◆ **Requirement**: Quote every line as written. Omit pictures.

◆ **Materials provided**:

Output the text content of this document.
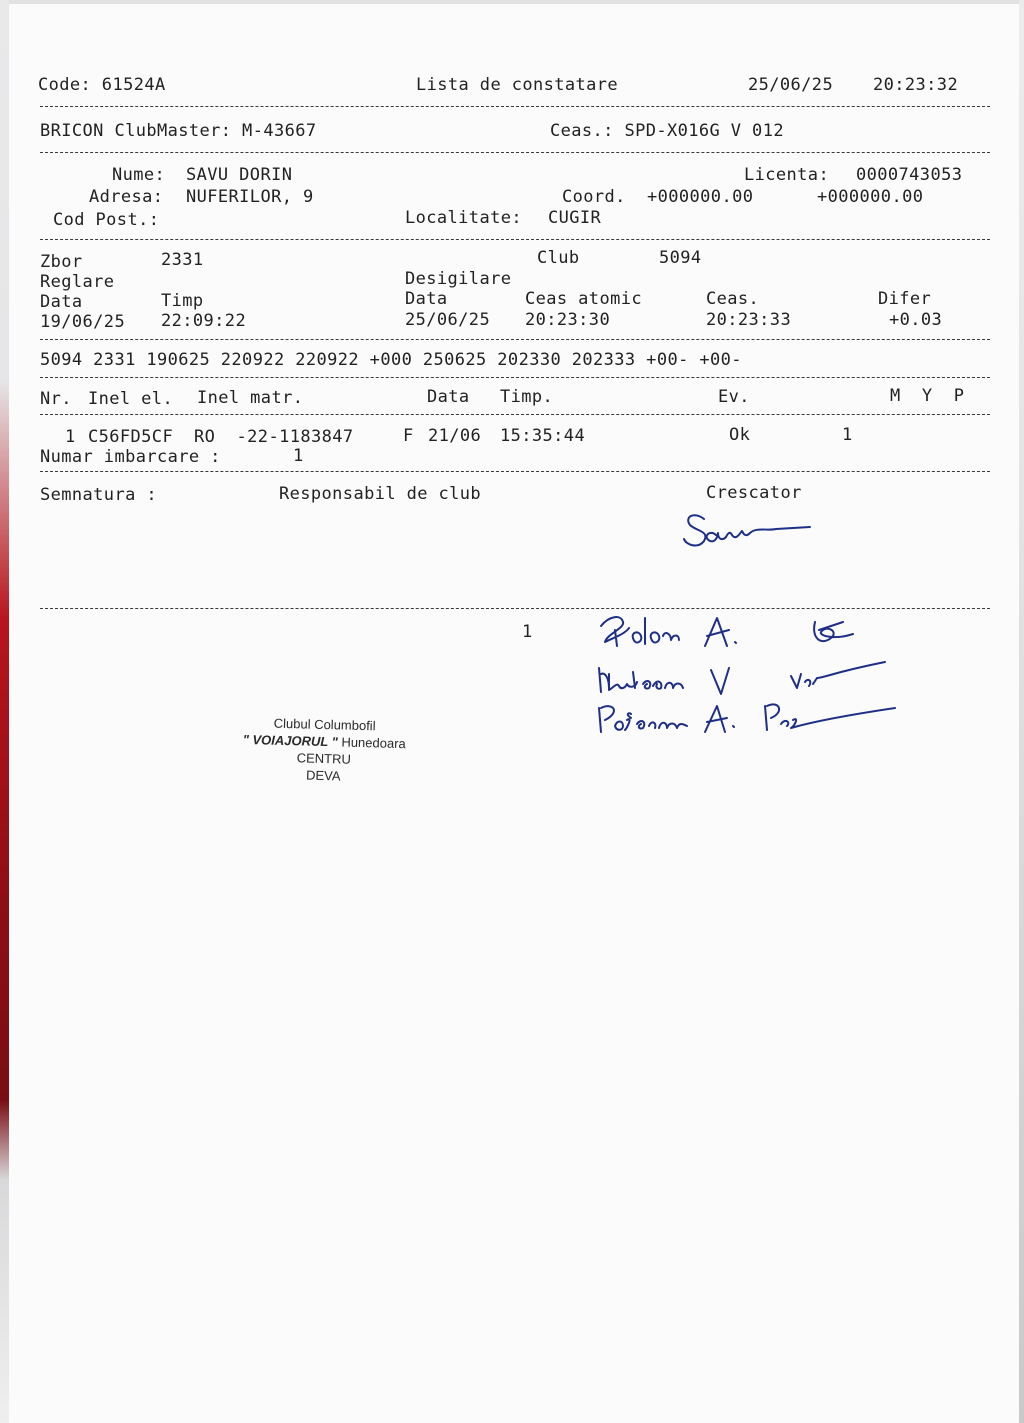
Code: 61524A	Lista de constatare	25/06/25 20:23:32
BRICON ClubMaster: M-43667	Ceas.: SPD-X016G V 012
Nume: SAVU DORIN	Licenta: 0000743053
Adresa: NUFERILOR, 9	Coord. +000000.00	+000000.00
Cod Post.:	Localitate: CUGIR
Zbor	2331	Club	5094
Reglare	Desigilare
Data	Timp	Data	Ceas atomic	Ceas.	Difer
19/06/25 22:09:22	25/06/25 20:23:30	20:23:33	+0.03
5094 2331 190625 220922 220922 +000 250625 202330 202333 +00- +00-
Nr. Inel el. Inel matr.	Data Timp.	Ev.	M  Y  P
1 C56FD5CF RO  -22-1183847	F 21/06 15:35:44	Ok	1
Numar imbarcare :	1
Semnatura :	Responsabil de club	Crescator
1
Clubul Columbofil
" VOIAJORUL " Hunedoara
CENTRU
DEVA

◆ **Solution to this task**:
Output the text content of this document.
Code: 61524A	Lista de constatare	25/06/25 20:23:32
BRICON ClubMaster: M-43667	Ceas.: SPD-X016G V 012
Nume: SAVU DORIN	Licenta: 0000743053
Adresa: NUFERILOR, 9	Coord. +000000.00	+000000.00
Cod Post.:	Localitate: CUGIR
Zbor	2331	Club	5094
Reglare	Desigilare
Data	Timp	Data	Ceas atomic	Ceas.	Difer
19/06/25 22:09:22	25/06/25 20:23:30	20:23:33	+0.03
5094 2331 190625 220922 220922 +000 250625 202330 202333 +00- +00-
Nr. Inel el. Inel matr.	Data Timp.	Ev.	M  Y  P
1 C56FD5CF RO  -22-1183847	F 21/06 15:35:44	Ok	1
Numar imbarcare :	1
Semnatura :	Responsabil de club	Crescator
1
Clubul Columbofil
" VOIAJORUL " Hunedoara
CENTRU
DEVA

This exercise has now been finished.